TASK
Could you return each line from the one bearing "Parse this screenshot: output" through the last line of the entries, exactly as it stands, with no pictures?

Extracted records:
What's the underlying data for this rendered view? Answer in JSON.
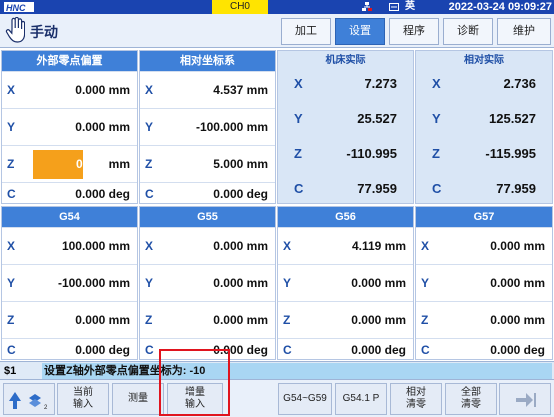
{
  "topbar": {
    "channel": "CH0",
    "language": "英",
    "datetime": "2022-03-24 09:09:27",
    "icons": [
      "hnc-logo",
      "network-icon",
      "keyboard-icon"
    ]
  },
  "title": {
    "mode": "手动",
    "tabs": [
      {
        "label": "加工",
        "active": false
      },
      {
        "label": "设置",
        "active": true
      },
      {
        "label": "程序",
        "active": false
      },
      {
        "label": "诊断",
        "active": false
      },
      {
        "label": "维护",
        "active": false
      }
    ]
  },
  "ext_offset": {
    "header": "外部零点偏置",
    "rows": [
      {
        "axis": "X",
        "value": "0.000 mm"
      },
      {
        "axis": "Y",
        "value": "0.000 mm"
      },
      {
        "axis": "Z",
        "value": "0.000",
        "unit": "mm",
        "editing": true
      },
      {
        "axis": "C",
        "value": "0.000 deg"
      }
    ]
  },
  "relative": {
    "header": "相对坐标系",
    "rows": [
      {
        "axis": "X",
        "value": "4.537 mm"
      },
      {
        "axis": "Y",
        "value": "-100.000 mm"
      },
      {
        "axis": "Z",
        "value": "5.000 mm"
      },
      {
        "axis": "C",
        "value": "0.000 deg"
      }
    ]
  },
  "machine_actual": {
    "header": "机床实际",
    "rows": [
      {
        "axis": "X",
        "value": "7.273"
      },
      {
        "axis": "Y",
        "value": "25.527"
      },
      {
        "axis": "Z",
        "value": "-110.995"
      },
      {
        "axis": "C",
        "value": "77.959"
      }
    ]
  },
  "relative_actual": {
    "header": "相对实际",
    "rows": [
      {
        "axis": "X",
        "value": "2.736"
      },
      {
        "axis": "Y",
        "value": "125.527"
      },
      {
        "axis": "Z",
        "value": "-115.995"
      },
      {
        "axis": "C",
        "value": "77.959"
      }
    ]
  },
  "g54": {
    "header": "G54",
    "rows": [
      {
        "axis": "X",
        "value": "100.000 mm"
      },
      {
        "axis": "Y",
        "value": "-100.000 mm"
      },
      {
        "axis": "Z",
        "value": "0.000 mm"
      },
      {
        "axis": "C",
        "value": "0.000 deg"
      }
    ]
  },
  "g55": {
    "header": "G55",
    "rows": [
      {
        "axis": "X",
        "value": "0.000 mm"
      },
      {
        "axis": "Y",
        "value": "0.000 mm"
      },
      {
        "axis": "Z",
        "value": "0.000 mm"
      },
      {
        "axis": "C",
        "value": "0.000 deg"
      }
    ]
  },
  "g56": {
    "header": "G56",
    "rows": [
      {
        "axis": "X",
        "value": "4.119 mm"
      },
      {
        "axis": "Y",
        "value": "0.000 mm"
      },
      {
        "axis": "Z",
        "value": "0.000 mm"
      },
      {
        "axis": "C",
        "value": "0.000 deg"
      }
    ]
  },
  "g57": {
    "header": "G57",
    "rows": [
      {
        "axis": "X",
        "value": "0.000 mm"
      },
      {
        "axis": "Y",
        "value": "0.000 mm"
      },
      {
        "axis": "Z",
        "value": "0.000 mm"
      },
      {
        "axis": "C",
        "value": "0.000 deg"
      }
    ]
  },
  "status": {
    "step": "$1",
    "message": "设置Z轴外部零点偏置坐标为: -10"
  },
  "softkeys": [
    {
      "id": "current-input",
      "label": "当前\n输入"
    },
    {
      "id": "measure",
      "label": "测量"
    },
    {
      "id": "increment-input",
      "label": "增量\n输入"
    },
    {
      "id": "g54-g59",
      "label": "G54~G59"
    },
    {
      "id": "g541p",
      "label": "G54.1 P"
    },
    {
      "id": "relative-clear",
      "label": "相对\n清零"
    },
    {
      "id": "all-clear",
      "label": "全部\n清零"
    }
  ],
  "page_indicator": "2",
  "colors": {
    "header_blue": "#3f80d8",
    "topbar_blue": "#1a44b0",
    "edit_orange": "#f5a01b",
    "highlight_red": "#e0141e",
    "channel_yellow": "#ffe400"
  }
}
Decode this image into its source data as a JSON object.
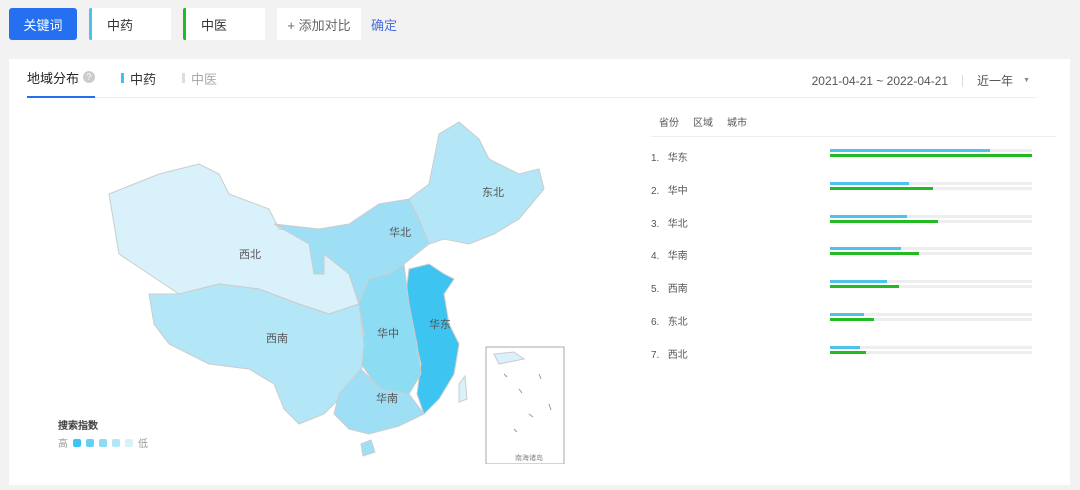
{
  "topbar": {
    "keyword_button": "关键词",
    "terms": [
      {
        "label": "中药",
        "color": "#4cc3ea"
      },
      {
        "label": "中医",
        "color": "#22bb22"
      }
    ],
    "add_compare": "+ 添加对比",
    "confirm": "确定"
  },
  "panel": {
    "tab": "地域分布",
    "help": "?",
    "series": [
      {
        "label": "中药",
        "color": "#3ec4ee",
        "active": true
      },
      {
        "label": "中医",
        "color": "#cccccc",
        "active": false
      }
    ],
    "date_range": "2021-04-21 ~ 2022-04-21",
    "period": "近一年"
  },
  "map": {
    "regions": [
      "西北",
      "华北",
      "东北",
      "华中",
      "华东",
      "西南",
      "华南"
    ],
    "inset_label": "南海诸岛",
    "legend": {
      "title": "搜索指数",
      "high": "高",
      "low": "低",
      "colors": [
        "#3ec4f0",
        "#66d0f2",
        "#8cdcf4",
        "#b3e6f7",
        "#d8f1fb"
      ]
    }
  },
  "ranking": {
    "tabs": [
      "省份",
      "区域",
      "城市"
    ],
    "colors": {
      "中药": "#4cc3ea",
      "中医": "#22bb22"
    },
    "rows": [
      {
        "rank": "1.",
        "name": "华东",
        "zhongyao": 0.79,
        "zhongyi": 1.0
      },
      {
        "rank": "2.",
        "name": "华中",
        "zhongyao": 0.39,
        "zhongyi": 0.51
      },
      {
        "rank": "3.",
        "name": "华北",
        "zhongyao": 0.38,
        "zhongyi": 0.535
      },
      {
        "rank": "4.",
        "name": "华南",
        "zhongyao": 0.35,
        "zhongyi": 0.44
      },
      {
        "rank": "5.",
        "name": "西南",
        "zhongyao": 0.28,
        "zhongyi": 0.34
      },
      {
        "rank": "6.",
        "name": "东北",
        "zhongyao": 0.17,
        "zhongyi": 0.22
      },
      {
        "rank": "7.",
        "name": "西北",
        "zhongyao": 0.15,
        "zhongyi": 0.18
      }
    ]
  }
}
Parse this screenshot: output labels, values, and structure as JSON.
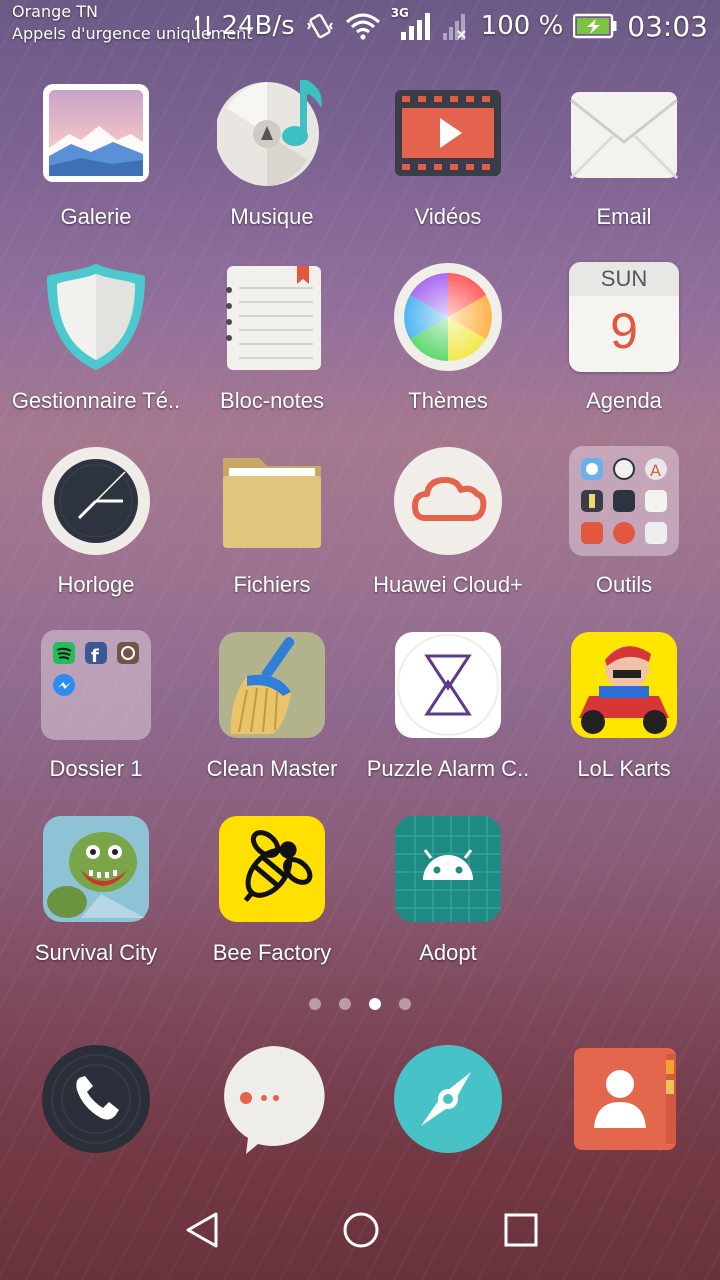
{
  "status_bar": {
    "carrier": "Orange TN",
    "carrier_note": "Appels d'urgence uniquement",
    "net_speed": "24B/s",
    "network_type": "3G",
    "battery": "100 %",
    "time": "03:03"
  },
  "apps": [
    {
      "label": "Galerie",
      "icon": "gallery-icon"
    },
    {
      "label": "Musique",
      "icon": "music-icon"
    },
    {
      "label": "Vidéos",
      "icon": "videos-icon"
    },
    {
      "label": "Email",
      "icon": "email-icon"
    },
    {
      "label": "Gestionnaire Té..",
      "icon": "phone-manager-icon"
    },
    {
      "label": "Bloc-notes",
      "icon": "notepad-icon"
    },
    {
      "label": "Thèmes",
      "icon": "themes-icon"
    },
    {
      "label": "Agenda",
      "icon": "calendar-icon",
      "day": "SUN",
      "date": "9"
    },
    {
      "label": "Horloge",
      "icon": "clock-icon"
    },
    {
      "label": "Fichiers",
      "icon": "files-icon"
    },
    {
      "label": "Huawei Cloud+",
      "icon": "cloud-icon"
    },
    {
      "label": "Outils",
      "icon": "tools-folder-icon"
    },
    {
      "label": "Dossier 1",
      "icon": "folder-icon"
    },
    {
      "label": "Clean Master",
      "icon": "broom-icon"
    },
    {
      "label": "Puzzle Alarm C..",
      "icon": "puzzle-alarm-icon"
    },
    {
      "label": "LoL Karts",
      "icon": "karts-icon"
    },
    {
      "label": "Survival City",
      "icon": "zombie-icon"
    },
    {
      "label": "Bee Factory",
      "icon": "bee-icon"
    },
    {
      "label": "Adopt",
      "icon": "android-icon"
    }
  ],
  "dock": [
    {
      "name": "phone",
      "icon": "phone-icon"
    },
    {
      "name": "messages",
      "icon": "messages-icon"
    },
    {
      "name": "browser",
      "icon": "compass-icon"
    },
    {
      "name": "contacts",
      "icon": "contacts-icon"
    }
  ],
  "pages": {
    "count": 4,
    "active": 3
  },
  "nav": [
    "back",
    "home",
    "recents"
  ]
}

ANSWER TO THIS EXERCISE
Parse this screenshot: output labels, values, and structure as JSON.
{
  "status_bar": {
    "carrier": "Orange TN",
    "carrier_note": "Appels d'urgence uniquement",
    "net_speed": "24B/s",
    "network_type": "3G",
    "battery": "100 %",
    "time": "03:03"
  },
  "apps": [
    {
      "label": "Galerie",
      "icon": "gallery-icon"
    },
    {
      "label": "Musique",
      "icon": "music-icon"
    },
    {
      "label": "Vidéos",
      "icon": "videos-icon"
    },
    {
      "label": "Email",
      "icon": "email-icon"
    },
    {
      "label": "Gestionnaire Té..",
      "icon": "phone-manager-icon"
    },
    {
      "label": "Bloc-notes",
      "icon": "notepad-icon"
    },
    {
      "label": "Thèmes",
      "icon": "themes-icon"
    },
    {
      "label": "Agenda",
      "icon": "calendar-icon",
      "day": "SUN",
      "date": "9"
    },
    {
      "label": "Horloge",
      "icon": "clock-icon"
    },
    {
      "label": "Fichiers",
      "icon": "files-icon"
    },
    {
      "label": "Huawei Cloud+",
      "icon": "cloud-icon"
    },
    {
      "label": "Outils",
      "icon": "tools-folder-icon"
    },
    {
      "label": "Dossier 1",
      "icon": "folder-icon"
    },
    {
      "label": "Clean Master",
      "icon": "broom-icon"
    },
    {
      "label": "Puzzle Alarm C..",
      "icon": "puzzle-alarm-icon"
    },
    {
      "label": "LoL Karts",
      "icon": "karts-icon"
    },
    {
      "label": "Survival City",
      "icon": "zombie-icon"
    },
    {
      "label": "Bee Factory",
      "icon": "bee-icon"
    },
    {
      "label": "Adopt",
      "icon": "android-icon"
    }
  ],
  "dock": [
    {
      "name": "phone",
      "icon": "phone-icon"
    },
    {
      "name": "messages",
      "icon": "messages-icon"
    },
    {
      "name": "browser",
      "icon": "compass-icon"
    },
    {
      "name": "contacts",
      "icon": "contacts-icon"
    }
  ],
  "pages": {
    "count": 4,
    "active": 3
  },
  "nav": [
    "back",
    "home",
    "recents"
  ]
}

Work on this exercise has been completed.